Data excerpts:

* * * * * * * * *

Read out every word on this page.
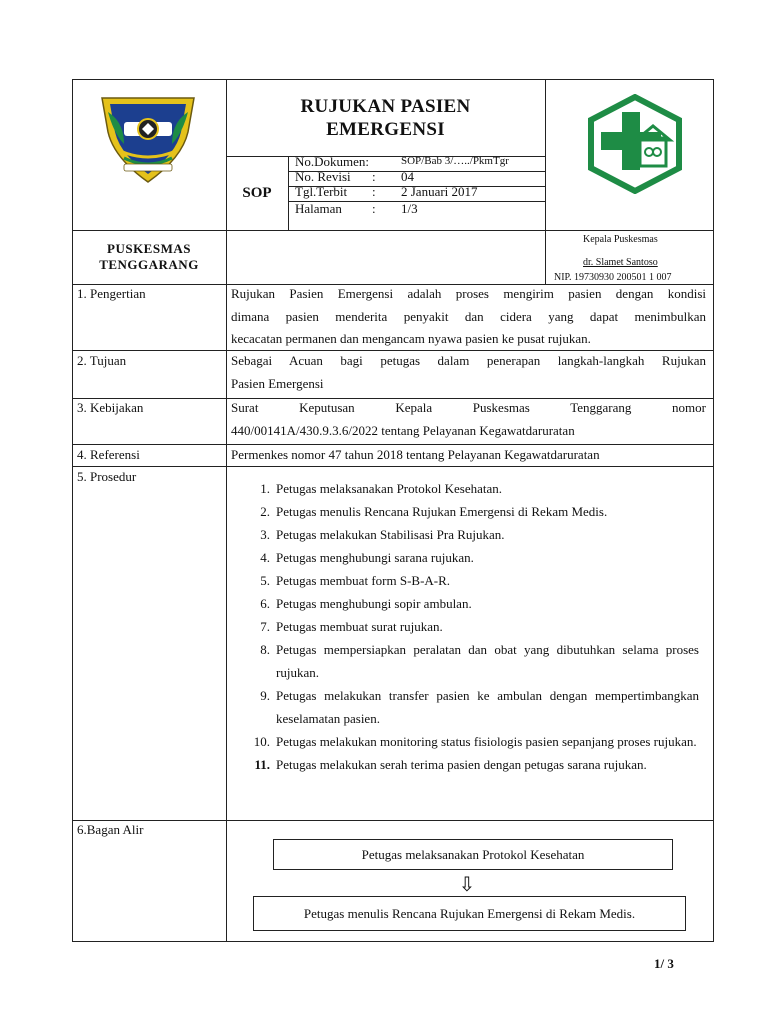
RUJUKAN PASIEN
EMERGENSI
SOP
No.Dokumen:	SOP/Bab 3/…../PkmTgr
No. Revisi : 04
Tgl.Terbit : 2 Januari 2017
Halaman : 1/3
PUSKESMAS
TENGGARANG
Kepala Puskesmas
dr. Slamet Santoso
NIP. 19730930 200501 1 007
1. Pengertian	Rujukan Pasien Emergensi adalah proses mengirim pasien dengan kondisi
dimana pasien menderita penyakit dan cidera yang dapat menimbulkan
kecacatan permanen dan mengancam nyawa pasien ke pusat rujukan.
2. Tujuan	Sebagai Acuan bagi petugas dalam penerapan langkah-langkah Rujukan
Pasien Emergensi
3. Kebijakan	Surat Keputusan Kepala Puskesmas Tenggarang nomor
440/00141A/430.9.3.6/2022 tentang Pelayanan Kegawatdaruratan
4. Referensi	Permenkes nomor 47 tahun 2018 tentang Pelayanan Kegawatdaruratan
5. Prosedur
1. Petugas melaksanakan Protokol Kesehatan.
2. Petugas menulis Rencana Rujukan Emergensi di Rekam Medis.
3. Petugas melakukan Stabilisasi Pra Rujukan.
4. Petugas menghubungi sarana rujukan.
5. Petugas membuat form S-B-A-R.
6. Petugas menghubungi sopir ambulan.
7. Petugas membuat surat rujukan.
8. Petugas mempersiapkan peralatan dan obat yang dibutuhkan selama proses rujukan.
9. Petugas melakukan transfer pasien ke ambulan dengan mempertimbangkan keselamatan pasien.
10. Petugas melakukan monitoring status fisiologis pasien sepanjang proses rujukan.
11. Petugas melakukan serah terima pasien dengan petugas sarana rujukan.
6.Bagan Alir
Petugas melaksanakan Protokol Kesehatan
⇩
Petugas menulis Rencana Rujukan Emergensi di Rekam Medis.
1/ 3
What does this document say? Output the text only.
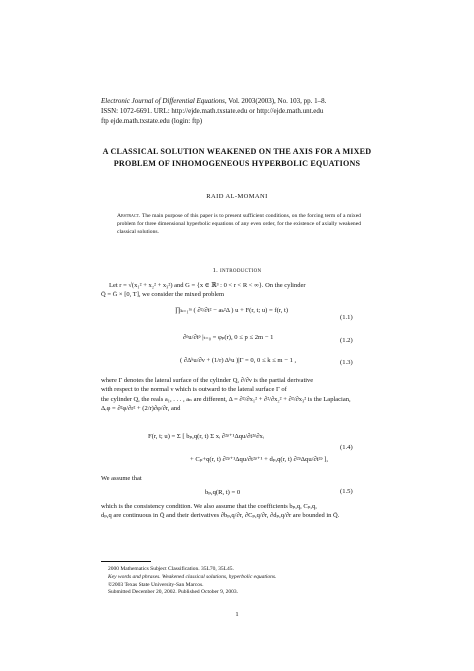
Electronic Journal of Differential Equations, Vol. 2003(2003), No. 103, pp. 1–8.
ISSN: 1072-6691. URL: http://ejde.math.txstate.edu or http://ejde.math.unt.edu
ftp ejde.math.txstate.edu (login: ftp)
A CLASSICAL SOLUTION WEAKENED ON THE AXIS FOR A MIXED PROBLEM OF INHOMOGENEOUS HYPERBOLIC EQUATIONS
RAID AL-MOMANI
Abstract. The main purpose of this paper is to present sufficient conditions, on the forcing term of a mixed problem for three dimensional hyperbolic equations of any even order, for the existence of axially weakened classical solutions.
1. introduction
Let r = √(x₁² + x₂² + x₃²) and G = {x ∈ ℝ³ : 0 < r < R < ∞}. On the cylinder
Q̄ = Ḡ × [0, T], we consider the mixed problem
∏ₖ₌₁ᵐ ( ∂²/∂t² − aₖ²Δ ) u + F(r, t; u) = f(r, t)
(1.1)
∂ᵖu/∂tᵖ |ₜ₌₀ = φₚ(r), 0 ≤ p ≤ 2m − 1	(1.2)
( ∂Δᵏu/∂ν + (1/r) Δᵏu )|Γ = 0, 0 ≤ k ≤ m − 1 ,	(1.3)
where Γ denotes the lateral surface of the cylinder Q, ∂/∂ν is the partial derivative
with respect to the normal ν which is outward to the lateral surface Γ of
the cylinder Q, the reals a₁, . . . , aₙ are different, Δ = ∂²/∂x₁² + ∂²/∂x₂² + ∂²/∂x₃² is the Laplacian,
Δᵣφ = ∂²φ/∂r² + (2/r)∂φ/∂r, and
F(r, t; u) = Σ [ bₚ,q(r, t) Σ xᵢ ∂²ᵖ⁺¹Δqu/∂t²ᵖ∂xᵢ
+ Cₚ+q(r, t) ∂²ᵖ⁺¹Δqu/∂t²ᵖ⁺¹ + dₚ,q(r, t) ∂²ᵖΔqu/∂t²ᵖ ],
(1.4)
We assume that
bₚ,q(R, t) = 0	(1.5)
which is the consistency condition. We also assume that the coefficients bₚ,q, Cₚ,q,
dₚ,q are continuous in Q̄ and their derivatives ∂bₚ,q/∂r, ∂Cₚ,q/∂r, ∂dₚ,q/∂r are bounded in Q̄.
2000 Mathematics Subject Classification. 35L70, 35L45.
Key words and phrases. Weakened classical solutions, hyperbolic equations.
©2003 Texas State University-San Marcos.
Submitted December 20, 2002. Published October 9, 2003.
1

* * * * * * * * *

• _Requirements_
In this exercise, set down all of the data exactly, without the pictures.

• _Response to the task_
Read out every word on this page.
RUJUKAN PASIEN
EMERGENSI
SOP
No.Dokumen:	SOP/Bab 3/…../PkmTgr
No. Revisi : 04
Tgl.Terbit : 2 Januari 2017
Halaman : 1/3
PUSKESMAS
TENGGARANG
Kepala Puskesmas
dr. Slamet Santoso
NIP. 19730930 200501 1 007
1. Pengertian	Rujukan Pasien Emergensi adalah proses mengirim pasien dengan kondisi
dimana pasien menderita penyakit dan cidera yang dapat menimbulkan
kecacatan permanen dan mengancam nyawa pasien ke pusat rujukan.
2. Tujuan	Sebagai Acuan bagi petugas dalam penerapan langkah-langkah Rujukan
Pasien Emergensi
3. Kebijakan	Surat Keputusan Kepala Puskesmas Tenggarang nomor
440/00141A/430.9.3.6/2022 tentang Pelayanan Kegawatdaruratan
4. Referensi	Permenkes nomor 47 tahun 2018 tentang Pelayanan Kegawatdaruratan
5. Prosedur
1. Petugas melaksanakan Protokol Kesehatan.
2. Petugas menulis Rencana Rujukan Emergensi di Rekam Medis.
3. Petugas melakukan Stabilisasi Pra Rujukan.
4. Petugas menghubungi sarana rujukan.
5. Petugas membuat form S-B-A-R.
6. Petugas menghubungi sopir ambulan.
7. Petugas membuat surat rujukan.
8. Petugas mempersiapkan peralatan dan obat yang dibutuhkan selama proses rujukan.
9. Petugas melakukan transfer pasien ke ambulan dengan mempertimbangkan keselamatan pasien.
10. Petugas melakukan monitoring status fisiologis pasien sepanjang proses rujukan.
11. Petugas melakukan serah terima pasien dengan petugas sarana rujukan.
6.Bagan Alir
Petugas melaksanakan Protokol Kesehatan
⇩
Petugas menulis Rencana Rujukan Emergensi di Rekam Medis.
1/ 3
What does this document say? Output the text only.
Electronic Journal of Differential Equations, Vol. 2003(2003), No. 103, pp. 1–8.
ISSN: 1072-6691. URL: http://ejde.math.txstate.edu or http://ejde.math.unt.edu
ftp ejde.math.txstate.edu (login: ftp)
A CLASSICAL SOLUTION WEAKENED ON THE AXIS FOR A MIXED PROBLEM OF INHOMOGENEOUS HYPERBOLIC EQUATIONS
RAID AL-MOMANI
Abstract. The main purpose of this paper is to present sufficient conditions, on the forcing term of a mixed problem for three dimensional hyperbolic equations of any even order, for the existence of axially weakened classical solutions.
1. introduction
Let r = √(x₁² + x₂² + x₃²) and G = {x ∈ ℝ³ : 0 < r < R < ∞}. On the cylinder
Q̄ = Ḡ × [0, T], we consider the mixed problem
∏ₖ₌₁ᵐ ( ∂²/∂t² − aₖ²Δ ) u + F(r, t; u) = f(r, t)
(1.1)
∂ᵖu/∂tᵖ |ₜ₌₀ = φₚ(r), 0 ≤ p ≤ 2m − 1	(1.2)
( ∂Δᵏu/∂ν + (1/r) Δᵏu )|Γ = 0, 0 ≤ k ≤ m − 1 ,	(1.3)
where Γ denotes the lateral surface of the cylinder Q, ∂/∂ν is the partial derivative
with respect to the normal ν which is outward to the lateral surface Γ of
the cylinder Q, the reals a₁, . . . , aₙ are different, Δ = ∂²/∂x₁² + ∂²/∂x₂² + ∂²/∂x₃² is the Laplacian,
Δᵣφ = ∂²φ/∂r² + (2/r)∂φ/∂r, and
F(r, t; u) = Σ [ bₚ,q(r, t) Σ xᵢ ∂²ᵖ⁺¹Δqu/∂t²ᵖ∂xᵢ
+ Cₚ+q(r, t) ∂²ᵖ⁺¹Δqu/∂t²ᵖ⁺¹ + dₚ,q(r, t) ∂²ᵖΔqu/∂t²ᵖ ],
(1.4)
We assume that
bₚ,q(R, t) = 0	(1.5)
which is the consistency condition. We also assume that the coefficients bₚ,q, Cₚ,q,
dₚ,q are continuous in Q̄ and their derivatives ∂bₚ,q/∂r, ∂Cₚ,q/∂r, ∂dₚ,q/∂r are bounded in Q̄.
2000 Mathematics Subject Classification. 35L70, 35L45.
Key words and phrases. Weakened classical solutions, hyperbolic equations.
©2003 Texas State University-San Marcos.
Submitted December 20, 2002. Published October 9, 2003.
1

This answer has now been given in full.